Work to be completed. Check each line of the entries below for the string "Ontario"; copy every line where it appears.

Rows from a dataset.
>>>

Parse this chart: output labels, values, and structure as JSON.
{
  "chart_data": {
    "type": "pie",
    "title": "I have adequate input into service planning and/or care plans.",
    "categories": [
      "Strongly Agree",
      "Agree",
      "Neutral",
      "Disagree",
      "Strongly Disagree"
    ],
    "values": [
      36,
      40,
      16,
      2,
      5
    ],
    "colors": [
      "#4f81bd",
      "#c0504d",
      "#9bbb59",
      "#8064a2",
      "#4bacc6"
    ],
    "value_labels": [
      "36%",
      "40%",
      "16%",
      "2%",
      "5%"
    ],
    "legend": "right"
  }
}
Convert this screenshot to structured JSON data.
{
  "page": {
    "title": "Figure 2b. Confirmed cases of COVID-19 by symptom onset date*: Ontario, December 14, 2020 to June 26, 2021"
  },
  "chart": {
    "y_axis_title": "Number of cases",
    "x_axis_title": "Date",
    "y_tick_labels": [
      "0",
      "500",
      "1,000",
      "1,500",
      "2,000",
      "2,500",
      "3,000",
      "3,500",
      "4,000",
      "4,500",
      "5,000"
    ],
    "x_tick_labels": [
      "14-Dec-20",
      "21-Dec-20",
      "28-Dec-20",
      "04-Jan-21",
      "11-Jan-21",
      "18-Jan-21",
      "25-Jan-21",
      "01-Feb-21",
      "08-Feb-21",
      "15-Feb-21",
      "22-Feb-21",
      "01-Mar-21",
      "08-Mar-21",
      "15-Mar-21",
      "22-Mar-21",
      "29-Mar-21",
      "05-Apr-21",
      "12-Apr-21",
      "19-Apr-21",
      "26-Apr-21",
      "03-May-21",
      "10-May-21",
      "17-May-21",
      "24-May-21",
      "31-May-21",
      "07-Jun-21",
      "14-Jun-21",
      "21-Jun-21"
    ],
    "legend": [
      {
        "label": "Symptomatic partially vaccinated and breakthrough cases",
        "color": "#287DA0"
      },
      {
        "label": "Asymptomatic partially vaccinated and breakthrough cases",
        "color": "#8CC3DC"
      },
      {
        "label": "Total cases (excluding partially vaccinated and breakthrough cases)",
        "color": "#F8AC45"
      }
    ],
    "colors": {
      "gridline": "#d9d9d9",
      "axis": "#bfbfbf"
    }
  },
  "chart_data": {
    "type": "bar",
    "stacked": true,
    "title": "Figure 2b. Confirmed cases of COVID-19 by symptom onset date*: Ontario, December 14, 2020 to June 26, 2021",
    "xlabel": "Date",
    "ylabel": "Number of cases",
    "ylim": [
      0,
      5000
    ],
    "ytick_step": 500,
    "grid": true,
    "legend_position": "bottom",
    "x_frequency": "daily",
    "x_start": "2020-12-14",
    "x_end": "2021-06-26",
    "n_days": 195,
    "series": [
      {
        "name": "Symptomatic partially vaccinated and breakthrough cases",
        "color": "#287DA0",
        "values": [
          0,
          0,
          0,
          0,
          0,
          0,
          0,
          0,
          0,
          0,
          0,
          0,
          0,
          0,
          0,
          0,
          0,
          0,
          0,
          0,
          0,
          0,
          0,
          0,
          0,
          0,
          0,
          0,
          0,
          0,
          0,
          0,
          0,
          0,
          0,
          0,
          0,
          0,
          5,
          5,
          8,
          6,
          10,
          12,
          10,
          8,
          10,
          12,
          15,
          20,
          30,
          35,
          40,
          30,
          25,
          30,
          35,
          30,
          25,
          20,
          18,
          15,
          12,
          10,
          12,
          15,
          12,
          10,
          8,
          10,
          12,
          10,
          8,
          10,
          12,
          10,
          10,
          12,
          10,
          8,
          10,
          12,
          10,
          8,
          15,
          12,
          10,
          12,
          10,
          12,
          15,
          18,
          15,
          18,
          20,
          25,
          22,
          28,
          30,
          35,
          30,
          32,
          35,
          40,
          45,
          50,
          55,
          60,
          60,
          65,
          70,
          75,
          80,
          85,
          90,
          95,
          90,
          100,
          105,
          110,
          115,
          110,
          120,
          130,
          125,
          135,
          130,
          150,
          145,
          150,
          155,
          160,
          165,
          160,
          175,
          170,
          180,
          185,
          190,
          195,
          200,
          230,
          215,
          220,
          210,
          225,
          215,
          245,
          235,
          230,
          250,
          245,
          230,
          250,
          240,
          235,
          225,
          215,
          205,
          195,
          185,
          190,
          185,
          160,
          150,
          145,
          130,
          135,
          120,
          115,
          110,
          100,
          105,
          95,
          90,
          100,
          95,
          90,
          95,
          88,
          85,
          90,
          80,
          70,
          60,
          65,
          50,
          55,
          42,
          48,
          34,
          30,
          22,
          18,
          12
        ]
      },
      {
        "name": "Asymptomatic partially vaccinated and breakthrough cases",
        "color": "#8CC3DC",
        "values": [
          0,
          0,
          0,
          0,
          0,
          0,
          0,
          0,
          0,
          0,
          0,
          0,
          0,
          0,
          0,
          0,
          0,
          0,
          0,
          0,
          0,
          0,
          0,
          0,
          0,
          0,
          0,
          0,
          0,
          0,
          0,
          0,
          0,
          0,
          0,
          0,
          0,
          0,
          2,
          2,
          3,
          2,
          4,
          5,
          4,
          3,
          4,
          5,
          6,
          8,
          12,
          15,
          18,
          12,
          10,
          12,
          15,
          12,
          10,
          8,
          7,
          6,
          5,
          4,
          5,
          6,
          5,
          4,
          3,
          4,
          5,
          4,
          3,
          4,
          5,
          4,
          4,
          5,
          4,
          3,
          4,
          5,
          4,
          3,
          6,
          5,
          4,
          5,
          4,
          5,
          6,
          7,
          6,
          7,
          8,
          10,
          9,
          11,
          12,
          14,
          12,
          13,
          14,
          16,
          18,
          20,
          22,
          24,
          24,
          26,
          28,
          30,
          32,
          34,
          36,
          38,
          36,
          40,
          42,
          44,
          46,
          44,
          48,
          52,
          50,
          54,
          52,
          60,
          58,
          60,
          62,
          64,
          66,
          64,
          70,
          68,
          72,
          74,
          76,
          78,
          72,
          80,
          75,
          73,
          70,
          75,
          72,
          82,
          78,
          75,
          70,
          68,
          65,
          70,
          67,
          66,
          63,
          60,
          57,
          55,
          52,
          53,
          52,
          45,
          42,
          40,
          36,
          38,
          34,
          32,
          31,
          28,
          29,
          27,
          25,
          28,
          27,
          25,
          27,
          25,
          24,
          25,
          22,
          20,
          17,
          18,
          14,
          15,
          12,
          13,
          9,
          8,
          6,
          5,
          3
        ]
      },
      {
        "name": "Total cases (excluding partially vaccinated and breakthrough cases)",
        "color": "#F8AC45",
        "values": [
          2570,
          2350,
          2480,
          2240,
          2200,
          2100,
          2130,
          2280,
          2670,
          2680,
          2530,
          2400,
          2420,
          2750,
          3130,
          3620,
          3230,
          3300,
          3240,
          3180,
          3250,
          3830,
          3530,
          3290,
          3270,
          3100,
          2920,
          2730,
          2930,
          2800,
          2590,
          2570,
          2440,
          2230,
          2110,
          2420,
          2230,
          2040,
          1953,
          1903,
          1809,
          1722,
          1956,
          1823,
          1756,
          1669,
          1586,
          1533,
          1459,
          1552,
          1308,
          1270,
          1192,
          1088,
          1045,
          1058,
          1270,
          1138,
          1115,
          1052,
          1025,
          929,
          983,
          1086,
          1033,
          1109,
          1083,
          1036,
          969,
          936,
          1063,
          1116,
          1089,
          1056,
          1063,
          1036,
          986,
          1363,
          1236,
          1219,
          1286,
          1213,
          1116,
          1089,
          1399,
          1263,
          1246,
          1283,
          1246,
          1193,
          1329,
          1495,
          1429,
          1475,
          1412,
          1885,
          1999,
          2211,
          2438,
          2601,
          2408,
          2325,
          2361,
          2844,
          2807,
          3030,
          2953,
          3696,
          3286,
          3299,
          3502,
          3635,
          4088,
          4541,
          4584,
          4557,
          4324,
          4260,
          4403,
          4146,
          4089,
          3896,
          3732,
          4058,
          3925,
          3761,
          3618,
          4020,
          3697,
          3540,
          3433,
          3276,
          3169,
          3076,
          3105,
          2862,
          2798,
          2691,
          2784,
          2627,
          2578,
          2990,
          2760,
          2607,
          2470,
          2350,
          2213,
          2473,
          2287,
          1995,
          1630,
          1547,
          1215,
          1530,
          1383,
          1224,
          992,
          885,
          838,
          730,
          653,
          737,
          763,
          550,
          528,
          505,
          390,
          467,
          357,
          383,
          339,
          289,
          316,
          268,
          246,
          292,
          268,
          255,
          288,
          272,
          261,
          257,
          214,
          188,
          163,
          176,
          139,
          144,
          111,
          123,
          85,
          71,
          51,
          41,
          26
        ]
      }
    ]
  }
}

<<<

In response.
    "title": "Figure 2b. Confirmed cases of COVID-19 by symptom onset date*: Ontario, December 14, 2020 to June 26, 2021"
    "title": "Figure 2b. Confirmed cases of COVID-19 by symptom onset date*: Ontario, December 14, 2020 to June 26, 2021",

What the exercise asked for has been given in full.